(Description of the task)
Work through the data line by line, gathering every line that has the word "bílého".

(Materials provided)
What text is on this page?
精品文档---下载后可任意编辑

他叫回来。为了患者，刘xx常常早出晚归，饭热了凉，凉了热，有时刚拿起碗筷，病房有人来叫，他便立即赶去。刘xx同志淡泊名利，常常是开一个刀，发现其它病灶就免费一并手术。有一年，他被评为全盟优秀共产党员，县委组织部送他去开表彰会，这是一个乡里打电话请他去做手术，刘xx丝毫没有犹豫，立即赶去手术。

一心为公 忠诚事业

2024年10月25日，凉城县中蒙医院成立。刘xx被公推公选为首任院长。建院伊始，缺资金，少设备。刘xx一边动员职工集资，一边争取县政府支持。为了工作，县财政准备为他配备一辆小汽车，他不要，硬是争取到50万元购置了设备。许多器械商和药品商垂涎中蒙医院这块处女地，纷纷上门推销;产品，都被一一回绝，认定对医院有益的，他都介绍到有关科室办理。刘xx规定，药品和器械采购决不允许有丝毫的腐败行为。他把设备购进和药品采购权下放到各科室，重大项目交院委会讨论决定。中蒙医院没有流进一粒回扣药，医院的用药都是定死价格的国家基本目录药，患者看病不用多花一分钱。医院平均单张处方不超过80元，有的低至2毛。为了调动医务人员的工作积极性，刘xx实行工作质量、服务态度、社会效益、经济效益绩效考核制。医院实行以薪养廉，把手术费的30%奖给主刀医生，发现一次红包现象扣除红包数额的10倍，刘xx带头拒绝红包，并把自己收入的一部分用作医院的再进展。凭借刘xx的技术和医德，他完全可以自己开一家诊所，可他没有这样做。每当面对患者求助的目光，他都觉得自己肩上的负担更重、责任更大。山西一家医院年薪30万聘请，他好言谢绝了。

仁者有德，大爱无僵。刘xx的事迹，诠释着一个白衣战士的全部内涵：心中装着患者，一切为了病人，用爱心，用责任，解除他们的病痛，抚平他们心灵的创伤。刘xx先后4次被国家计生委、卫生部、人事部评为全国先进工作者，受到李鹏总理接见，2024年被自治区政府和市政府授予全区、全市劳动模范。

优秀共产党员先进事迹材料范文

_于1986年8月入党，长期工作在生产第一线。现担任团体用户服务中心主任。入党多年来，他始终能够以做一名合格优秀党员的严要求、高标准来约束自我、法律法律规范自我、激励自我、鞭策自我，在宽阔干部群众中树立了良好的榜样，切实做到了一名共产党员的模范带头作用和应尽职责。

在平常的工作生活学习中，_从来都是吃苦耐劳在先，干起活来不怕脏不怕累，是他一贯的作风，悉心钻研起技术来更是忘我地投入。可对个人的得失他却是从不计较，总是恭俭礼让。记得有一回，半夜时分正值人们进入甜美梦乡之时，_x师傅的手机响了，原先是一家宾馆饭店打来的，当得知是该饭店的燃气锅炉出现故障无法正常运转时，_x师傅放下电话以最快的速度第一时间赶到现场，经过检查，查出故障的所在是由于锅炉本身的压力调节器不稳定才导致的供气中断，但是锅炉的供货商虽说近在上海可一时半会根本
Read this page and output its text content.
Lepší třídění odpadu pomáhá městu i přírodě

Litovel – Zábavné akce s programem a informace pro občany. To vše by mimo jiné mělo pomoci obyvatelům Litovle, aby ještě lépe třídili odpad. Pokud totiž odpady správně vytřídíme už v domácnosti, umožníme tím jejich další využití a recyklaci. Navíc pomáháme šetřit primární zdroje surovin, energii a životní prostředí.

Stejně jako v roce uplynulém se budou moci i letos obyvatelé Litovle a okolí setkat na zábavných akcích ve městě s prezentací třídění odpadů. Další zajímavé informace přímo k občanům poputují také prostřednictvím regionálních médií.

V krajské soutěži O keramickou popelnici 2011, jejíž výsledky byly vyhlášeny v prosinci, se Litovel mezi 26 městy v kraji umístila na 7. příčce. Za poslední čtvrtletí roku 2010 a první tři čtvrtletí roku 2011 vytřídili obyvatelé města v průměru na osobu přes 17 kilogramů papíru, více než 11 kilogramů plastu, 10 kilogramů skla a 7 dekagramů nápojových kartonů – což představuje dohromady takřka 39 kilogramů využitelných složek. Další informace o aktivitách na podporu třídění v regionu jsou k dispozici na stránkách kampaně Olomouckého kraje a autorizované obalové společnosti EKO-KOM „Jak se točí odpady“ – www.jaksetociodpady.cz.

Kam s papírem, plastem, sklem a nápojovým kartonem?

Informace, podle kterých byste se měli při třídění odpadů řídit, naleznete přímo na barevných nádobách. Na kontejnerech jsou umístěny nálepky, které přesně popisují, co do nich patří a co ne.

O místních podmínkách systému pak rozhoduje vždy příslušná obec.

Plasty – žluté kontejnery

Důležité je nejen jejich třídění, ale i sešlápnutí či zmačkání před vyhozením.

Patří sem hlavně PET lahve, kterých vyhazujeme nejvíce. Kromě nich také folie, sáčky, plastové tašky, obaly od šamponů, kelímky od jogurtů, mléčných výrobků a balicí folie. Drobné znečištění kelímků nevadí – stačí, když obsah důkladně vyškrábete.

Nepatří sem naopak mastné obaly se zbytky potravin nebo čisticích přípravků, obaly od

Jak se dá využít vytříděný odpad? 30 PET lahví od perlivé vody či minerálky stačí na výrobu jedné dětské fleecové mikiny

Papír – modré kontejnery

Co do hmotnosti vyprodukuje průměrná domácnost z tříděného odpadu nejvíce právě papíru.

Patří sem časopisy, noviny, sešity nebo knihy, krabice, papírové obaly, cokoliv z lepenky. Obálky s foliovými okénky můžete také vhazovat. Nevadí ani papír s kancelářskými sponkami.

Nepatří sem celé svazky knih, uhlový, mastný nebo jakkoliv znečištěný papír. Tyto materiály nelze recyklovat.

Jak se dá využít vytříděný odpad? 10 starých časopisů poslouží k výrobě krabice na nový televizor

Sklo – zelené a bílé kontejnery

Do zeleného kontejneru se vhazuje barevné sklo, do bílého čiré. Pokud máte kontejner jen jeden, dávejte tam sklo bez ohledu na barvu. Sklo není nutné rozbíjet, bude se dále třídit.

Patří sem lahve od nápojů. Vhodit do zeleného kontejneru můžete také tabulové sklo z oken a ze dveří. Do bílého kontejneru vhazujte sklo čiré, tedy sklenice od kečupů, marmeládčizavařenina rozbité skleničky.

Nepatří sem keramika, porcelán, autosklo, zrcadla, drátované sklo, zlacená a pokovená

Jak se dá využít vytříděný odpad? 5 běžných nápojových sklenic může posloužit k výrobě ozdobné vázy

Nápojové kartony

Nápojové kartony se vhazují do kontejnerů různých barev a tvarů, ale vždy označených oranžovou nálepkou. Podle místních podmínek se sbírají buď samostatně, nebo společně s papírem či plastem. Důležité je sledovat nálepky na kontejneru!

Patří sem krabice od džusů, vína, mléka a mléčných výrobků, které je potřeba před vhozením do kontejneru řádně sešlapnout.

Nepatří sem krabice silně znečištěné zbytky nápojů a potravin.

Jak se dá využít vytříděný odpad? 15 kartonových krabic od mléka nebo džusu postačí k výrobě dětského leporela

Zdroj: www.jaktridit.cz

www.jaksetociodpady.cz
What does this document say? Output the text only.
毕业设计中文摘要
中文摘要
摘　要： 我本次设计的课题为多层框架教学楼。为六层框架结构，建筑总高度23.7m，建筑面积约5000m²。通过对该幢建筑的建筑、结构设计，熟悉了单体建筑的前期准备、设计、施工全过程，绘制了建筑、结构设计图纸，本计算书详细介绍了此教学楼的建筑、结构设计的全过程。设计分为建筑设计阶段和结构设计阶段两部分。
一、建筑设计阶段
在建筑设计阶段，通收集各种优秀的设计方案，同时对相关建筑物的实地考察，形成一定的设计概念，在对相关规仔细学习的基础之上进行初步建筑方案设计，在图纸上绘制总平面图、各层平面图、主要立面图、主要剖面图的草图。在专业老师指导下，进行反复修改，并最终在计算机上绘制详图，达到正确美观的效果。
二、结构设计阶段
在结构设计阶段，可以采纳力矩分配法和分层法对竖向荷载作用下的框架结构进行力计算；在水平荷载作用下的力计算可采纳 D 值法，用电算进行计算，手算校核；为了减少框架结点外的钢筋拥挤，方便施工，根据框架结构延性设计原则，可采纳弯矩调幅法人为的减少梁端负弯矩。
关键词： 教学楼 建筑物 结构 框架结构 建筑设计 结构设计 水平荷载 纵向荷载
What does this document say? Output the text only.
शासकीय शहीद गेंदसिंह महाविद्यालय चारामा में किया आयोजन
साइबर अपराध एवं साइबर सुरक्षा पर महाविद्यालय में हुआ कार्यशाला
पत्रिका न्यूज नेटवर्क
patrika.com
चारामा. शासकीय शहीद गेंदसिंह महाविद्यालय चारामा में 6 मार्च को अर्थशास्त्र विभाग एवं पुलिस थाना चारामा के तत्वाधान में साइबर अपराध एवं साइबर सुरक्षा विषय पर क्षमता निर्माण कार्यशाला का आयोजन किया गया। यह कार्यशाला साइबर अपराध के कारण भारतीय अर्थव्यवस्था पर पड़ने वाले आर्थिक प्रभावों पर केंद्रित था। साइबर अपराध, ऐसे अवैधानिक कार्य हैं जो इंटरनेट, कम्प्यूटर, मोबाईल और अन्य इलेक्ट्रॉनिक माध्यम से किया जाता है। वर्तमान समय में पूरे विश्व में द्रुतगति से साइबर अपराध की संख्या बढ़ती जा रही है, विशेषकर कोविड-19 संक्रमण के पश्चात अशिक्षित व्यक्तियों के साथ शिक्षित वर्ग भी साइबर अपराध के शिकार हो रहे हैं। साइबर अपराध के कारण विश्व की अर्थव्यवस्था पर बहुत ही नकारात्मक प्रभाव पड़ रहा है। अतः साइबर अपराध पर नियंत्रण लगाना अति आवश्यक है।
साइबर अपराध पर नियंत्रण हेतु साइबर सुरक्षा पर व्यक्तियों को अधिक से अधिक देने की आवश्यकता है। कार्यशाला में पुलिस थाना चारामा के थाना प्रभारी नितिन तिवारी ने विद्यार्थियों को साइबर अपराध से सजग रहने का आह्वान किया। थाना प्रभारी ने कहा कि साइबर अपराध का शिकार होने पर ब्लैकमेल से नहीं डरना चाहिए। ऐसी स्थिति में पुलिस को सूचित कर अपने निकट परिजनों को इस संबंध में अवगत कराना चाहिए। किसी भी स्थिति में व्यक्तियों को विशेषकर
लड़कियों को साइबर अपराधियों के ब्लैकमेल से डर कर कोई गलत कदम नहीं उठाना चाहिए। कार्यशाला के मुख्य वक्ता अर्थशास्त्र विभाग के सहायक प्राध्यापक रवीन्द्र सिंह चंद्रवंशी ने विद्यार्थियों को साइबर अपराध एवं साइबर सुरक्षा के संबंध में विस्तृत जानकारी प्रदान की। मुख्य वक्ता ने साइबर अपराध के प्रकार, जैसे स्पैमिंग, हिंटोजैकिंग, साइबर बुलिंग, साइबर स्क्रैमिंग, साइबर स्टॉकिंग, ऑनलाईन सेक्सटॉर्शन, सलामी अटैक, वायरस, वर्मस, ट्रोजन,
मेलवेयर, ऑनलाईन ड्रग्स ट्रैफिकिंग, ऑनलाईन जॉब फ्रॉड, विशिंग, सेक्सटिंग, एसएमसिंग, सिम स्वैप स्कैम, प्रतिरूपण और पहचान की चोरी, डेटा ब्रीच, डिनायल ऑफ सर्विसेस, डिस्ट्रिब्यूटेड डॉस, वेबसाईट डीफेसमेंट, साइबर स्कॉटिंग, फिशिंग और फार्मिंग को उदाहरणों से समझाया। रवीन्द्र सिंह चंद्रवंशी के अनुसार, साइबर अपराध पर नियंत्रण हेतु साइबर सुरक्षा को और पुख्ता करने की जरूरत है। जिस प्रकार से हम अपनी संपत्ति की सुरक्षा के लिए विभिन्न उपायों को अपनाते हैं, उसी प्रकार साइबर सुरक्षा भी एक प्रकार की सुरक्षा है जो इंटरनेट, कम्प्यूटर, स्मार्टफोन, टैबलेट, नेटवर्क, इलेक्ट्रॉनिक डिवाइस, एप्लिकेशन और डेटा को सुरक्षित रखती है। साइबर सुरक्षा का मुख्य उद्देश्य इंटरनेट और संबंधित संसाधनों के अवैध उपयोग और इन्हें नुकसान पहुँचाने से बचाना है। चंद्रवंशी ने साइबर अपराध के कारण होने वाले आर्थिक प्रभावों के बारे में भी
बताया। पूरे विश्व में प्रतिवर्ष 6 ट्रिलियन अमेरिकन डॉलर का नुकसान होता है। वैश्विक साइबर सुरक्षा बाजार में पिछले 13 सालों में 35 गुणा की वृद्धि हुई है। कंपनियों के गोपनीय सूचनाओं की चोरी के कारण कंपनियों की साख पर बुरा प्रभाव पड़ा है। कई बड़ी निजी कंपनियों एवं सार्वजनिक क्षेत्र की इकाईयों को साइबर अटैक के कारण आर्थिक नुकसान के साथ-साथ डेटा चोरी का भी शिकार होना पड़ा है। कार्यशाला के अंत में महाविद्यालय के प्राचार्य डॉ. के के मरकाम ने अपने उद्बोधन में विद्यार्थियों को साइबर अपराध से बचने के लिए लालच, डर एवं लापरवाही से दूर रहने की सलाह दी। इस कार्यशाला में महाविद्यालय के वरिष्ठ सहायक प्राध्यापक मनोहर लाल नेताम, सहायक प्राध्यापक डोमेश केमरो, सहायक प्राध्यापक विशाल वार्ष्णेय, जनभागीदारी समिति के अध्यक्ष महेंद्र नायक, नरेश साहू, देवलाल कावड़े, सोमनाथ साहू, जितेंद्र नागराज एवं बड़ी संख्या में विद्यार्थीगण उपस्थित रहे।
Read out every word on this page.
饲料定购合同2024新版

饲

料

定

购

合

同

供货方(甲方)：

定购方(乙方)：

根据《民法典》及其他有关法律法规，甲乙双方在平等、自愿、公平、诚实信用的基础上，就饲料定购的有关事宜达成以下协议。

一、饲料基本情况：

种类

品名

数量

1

(Solution)
Do zeleného kontejneru se vhazuje barevné sklo, do bílého čiré. Pokud máte kontejner jen jeden, dávejte tam sklo bez ohledu na barvu. Sklo není nutné rozbíjet, bude se dále třídit.
Patří sem lahve od nápojů. Vhodit do zeleného kontejneru můžete také tabulové sklo z oken a ze dveří. Do bílého kontejneru vhazujte sklo čiré, tedy sklenice od kečupů, marmeládčizavařenina rozbité skleničky.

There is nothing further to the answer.